In the listing below, pick out lines with "JSON".

--- start Data for this task ---

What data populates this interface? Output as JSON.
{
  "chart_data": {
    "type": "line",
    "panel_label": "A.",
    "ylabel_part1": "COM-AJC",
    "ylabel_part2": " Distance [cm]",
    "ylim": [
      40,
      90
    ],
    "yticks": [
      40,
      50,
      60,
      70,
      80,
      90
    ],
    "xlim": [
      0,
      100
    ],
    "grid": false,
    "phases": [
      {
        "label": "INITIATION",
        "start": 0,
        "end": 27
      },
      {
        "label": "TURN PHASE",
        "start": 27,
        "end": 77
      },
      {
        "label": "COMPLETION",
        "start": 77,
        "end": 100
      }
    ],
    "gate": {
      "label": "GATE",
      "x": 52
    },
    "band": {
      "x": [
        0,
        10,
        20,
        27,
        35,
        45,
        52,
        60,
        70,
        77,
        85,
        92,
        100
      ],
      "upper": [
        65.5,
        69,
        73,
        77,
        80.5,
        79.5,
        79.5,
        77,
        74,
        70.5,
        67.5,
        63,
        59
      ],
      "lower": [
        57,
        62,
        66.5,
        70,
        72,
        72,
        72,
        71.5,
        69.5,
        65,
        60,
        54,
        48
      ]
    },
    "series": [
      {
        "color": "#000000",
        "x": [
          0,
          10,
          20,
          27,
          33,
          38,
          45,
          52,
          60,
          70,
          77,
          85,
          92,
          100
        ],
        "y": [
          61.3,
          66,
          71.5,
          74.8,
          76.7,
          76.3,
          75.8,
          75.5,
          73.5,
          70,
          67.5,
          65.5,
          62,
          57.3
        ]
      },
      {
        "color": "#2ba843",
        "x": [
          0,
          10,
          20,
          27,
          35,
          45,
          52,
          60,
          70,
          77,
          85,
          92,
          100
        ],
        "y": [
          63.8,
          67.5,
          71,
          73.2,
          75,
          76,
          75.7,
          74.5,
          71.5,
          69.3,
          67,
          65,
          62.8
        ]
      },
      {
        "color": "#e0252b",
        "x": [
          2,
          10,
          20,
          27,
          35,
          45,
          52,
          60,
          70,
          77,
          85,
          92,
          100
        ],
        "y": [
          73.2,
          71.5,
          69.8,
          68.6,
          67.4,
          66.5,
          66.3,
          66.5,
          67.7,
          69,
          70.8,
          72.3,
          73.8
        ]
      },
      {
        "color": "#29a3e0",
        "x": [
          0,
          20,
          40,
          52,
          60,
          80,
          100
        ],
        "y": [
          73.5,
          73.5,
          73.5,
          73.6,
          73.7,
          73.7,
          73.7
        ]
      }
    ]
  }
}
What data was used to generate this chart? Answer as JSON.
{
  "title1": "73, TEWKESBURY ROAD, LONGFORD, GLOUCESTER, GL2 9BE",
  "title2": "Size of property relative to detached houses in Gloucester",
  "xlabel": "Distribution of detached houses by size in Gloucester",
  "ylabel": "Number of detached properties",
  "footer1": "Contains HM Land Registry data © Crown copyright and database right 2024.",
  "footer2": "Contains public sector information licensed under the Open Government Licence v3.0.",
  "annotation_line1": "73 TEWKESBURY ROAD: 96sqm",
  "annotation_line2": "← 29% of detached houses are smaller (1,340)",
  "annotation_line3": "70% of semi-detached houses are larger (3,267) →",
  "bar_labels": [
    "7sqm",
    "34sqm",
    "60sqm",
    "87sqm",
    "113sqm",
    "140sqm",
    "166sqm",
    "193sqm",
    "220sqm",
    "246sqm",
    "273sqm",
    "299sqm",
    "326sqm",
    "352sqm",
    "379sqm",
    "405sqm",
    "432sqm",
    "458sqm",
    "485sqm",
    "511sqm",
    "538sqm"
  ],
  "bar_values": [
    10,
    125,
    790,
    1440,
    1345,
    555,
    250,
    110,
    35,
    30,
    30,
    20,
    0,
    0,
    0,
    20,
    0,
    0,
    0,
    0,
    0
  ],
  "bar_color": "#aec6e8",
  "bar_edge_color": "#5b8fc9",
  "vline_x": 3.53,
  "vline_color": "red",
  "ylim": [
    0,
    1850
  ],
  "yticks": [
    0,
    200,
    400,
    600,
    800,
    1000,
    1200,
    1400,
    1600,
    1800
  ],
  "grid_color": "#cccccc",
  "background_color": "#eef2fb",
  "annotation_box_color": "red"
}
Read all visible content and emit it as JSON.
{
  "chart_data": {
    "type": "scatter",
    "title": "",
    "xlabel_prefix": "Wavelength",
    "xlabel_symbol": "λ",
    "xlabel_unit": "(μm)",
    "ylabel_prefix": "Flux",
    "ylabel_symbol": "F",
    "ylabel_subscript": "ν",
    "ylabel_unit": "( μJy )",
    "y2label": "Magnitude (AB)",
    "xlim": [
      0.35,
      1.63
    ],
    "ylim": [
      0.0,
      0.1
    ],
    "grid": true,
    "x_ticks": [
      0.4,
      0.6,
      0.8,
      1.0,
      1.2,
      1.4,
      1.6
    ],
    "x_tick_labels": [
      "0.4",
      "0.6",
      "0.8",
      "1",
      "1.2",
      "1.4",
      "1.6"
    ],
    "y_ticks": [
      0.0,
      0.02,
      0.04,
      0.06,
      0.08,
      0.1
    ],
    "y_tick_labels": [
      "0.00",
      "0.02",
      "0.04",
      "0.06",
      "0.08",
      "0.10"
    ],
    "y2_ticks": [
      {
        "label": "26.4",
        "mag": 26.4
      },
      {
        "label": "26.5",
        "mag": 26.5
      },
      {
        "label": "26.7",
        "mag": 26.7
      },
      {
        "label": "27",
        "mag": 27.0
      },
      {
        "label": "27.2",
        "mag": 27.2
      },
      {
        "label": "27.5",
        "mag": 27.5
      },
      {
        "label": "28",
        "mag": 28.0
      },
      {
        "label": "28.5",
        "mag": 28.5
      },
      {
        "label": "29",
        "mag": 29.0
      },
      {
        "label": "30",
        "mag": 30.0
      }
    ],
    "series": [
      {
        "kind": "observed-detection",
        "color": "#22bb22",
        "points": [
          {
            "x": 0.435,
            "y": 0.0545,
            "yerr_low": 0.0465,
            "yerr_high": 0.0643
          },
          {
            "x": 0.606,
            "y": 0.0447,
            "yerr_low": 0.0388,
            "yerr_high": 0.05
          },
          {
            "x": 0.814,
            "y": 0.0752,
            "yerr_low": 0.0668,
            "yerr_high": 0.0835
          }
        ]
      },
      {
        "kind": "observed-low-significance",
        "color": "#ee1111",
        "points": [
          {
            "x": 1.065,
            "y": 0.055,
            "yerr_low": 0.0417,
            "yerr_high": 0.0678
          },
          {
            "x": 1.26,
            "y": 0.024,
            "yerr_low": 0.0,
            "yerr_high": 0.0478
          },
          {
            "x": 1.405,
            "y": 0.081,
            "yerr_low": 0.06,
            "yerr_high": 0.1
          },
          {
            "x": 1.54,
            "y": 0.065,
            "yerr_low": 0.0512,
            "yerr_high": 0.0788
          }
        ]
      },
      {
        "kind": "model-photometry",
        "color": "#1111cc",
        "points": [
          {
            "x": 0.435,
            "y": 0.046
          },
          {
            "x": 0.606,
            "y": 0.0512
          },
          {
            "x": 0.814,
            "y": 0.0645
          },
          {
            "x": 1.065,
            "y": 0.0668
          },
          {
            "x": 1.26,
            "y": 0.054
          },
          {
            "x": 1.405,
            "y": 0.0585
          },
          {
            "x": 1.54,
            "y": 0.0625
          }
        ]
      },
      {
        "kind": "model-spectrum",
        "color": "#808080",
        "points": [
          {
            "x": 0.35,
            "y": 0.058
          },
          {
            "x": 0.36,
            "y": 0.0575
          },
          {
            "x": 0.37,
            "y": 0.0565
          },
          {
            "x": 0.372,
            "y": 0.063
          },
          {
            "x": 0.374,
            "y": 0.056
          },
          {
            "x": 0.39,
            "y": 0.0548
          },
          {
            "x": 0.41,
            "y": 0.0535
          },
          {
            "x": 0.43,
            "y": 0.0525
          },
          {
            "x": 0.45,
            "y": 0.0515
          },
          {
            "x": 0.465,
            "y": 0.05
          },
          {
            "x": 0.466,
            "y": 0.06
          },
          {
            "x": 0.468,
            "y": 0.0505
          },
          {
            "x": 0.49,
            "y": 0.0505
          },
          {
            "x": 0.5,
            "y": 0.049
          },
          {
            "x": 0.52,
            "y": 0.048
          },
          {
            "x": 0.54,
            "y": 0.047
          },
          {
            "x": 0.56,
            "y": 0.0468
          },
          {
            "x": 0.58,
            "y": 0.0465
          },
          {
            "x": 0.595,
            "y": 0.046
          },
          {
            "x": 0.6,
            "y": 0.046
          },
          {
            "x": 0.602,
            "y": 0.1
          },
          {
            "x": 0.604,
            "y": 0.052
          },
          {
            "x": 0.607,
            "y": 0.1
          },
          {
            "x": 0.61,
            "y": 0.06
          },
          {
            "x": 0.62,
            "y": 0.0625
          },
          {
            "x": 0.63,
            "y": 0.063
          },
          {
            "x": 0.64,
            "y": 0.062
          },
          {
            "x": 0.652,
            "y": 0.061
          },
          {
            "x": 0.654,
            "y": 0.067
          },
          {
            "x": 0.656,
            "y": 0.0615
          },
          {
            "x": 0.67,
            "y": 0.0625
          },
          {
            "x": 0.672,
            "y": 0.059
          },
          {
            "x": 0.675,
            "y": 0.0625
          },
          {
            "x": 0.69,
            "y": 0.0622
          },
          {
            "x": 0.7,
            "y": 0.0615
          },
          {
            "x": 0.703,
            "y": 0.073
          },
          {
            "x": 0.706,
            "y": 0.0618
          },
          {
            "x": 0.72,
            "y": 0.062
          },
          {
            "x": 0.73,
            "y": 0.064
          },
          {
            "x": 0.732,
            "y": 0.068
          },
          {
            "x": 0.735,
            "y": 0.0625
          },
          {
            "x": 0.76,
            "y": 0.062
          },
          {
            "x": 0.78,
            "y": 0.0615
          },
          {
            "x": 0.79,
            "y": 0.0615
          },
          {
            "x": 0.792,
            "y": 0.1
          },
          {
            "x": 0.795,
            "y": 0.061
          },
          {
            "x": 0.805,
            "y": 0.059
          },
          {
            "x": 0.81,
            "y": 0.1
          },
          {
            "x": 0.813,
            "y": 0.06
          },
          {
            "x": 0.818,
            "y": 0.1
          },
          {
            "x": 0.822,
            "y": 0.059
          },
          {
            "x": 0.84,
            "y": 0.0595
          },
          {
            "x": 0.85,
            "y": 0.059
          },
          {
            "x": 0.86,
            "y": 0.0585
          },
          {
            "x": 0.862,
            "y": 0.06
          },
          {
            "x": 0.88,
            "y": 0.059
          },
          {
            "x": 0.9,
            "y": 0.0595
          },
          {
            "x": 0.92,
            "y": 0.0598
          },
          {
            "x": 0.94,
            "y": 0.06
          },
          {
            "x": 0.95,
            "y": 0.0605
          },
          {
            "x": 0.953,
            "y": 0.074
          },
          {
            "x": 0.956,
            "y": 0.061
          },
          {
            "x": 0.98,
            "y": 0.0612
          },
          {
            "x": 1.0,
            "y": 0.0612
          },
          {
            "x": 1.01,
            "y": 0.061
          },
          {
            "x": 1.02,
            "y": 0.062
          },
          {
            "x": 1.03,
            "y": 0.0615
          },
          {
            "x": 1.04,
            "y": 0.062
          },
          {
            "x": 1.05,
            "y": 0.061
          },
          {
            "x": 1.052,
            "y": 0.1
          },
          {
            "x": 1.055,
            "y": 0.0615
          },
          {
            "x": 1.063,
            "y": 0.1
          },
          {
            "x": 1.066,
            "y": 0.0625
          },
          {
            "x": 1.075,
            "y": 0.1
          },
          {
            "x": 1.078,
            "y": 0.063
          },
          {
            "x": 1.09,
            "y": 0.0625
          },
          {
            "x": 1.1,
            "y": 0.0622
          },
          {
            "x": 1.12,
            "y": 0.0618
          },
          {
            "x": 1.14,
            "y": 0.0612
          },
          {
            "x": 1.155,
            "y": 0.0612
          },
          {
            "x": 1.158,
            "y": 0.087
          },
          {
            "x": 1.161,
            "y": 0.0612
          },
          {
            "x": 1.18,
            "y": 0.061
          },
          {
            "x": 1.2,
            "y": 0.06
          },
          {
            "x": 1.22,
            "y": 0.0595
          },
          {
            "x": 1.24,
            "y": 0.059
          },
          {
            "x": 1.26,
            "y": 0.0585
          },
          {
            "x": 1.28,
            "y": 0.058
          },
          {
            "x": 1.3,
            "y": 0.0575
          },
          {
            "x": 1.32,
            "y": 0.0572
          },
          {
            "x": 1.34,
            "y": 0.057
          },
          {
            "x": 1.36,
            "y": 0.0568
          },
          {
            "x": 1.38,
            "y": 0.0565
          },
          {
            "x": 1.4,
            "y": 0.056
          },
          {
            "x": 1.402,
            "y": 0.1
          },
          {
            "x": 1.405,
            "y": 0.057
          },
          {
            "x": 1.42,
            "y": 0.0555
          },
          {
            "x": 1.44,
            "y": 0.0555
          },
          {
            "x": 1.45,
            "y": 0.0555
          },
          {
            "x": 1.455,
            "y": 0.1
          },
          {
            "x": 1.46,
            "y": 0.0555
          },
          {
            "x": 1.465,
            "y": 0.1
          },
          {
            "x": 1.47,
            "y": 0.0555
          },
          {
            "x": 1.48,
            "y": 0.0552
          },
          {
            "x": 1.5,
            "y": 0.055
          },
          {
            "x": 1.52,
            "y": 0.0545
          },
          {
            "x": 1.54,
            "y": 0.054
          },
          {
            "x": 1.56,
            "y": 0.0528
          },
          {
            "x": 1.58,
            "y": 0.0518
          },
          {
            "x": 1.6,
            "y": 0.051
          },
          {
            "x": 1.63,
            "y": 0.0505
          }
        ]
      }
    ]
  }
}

--- end Data for this task ---

Response to this task:
What data populates this interface? Output as JSON.
What data was used to generate this chart? Answer as JSON.
Read all visible content and emit it as JSON.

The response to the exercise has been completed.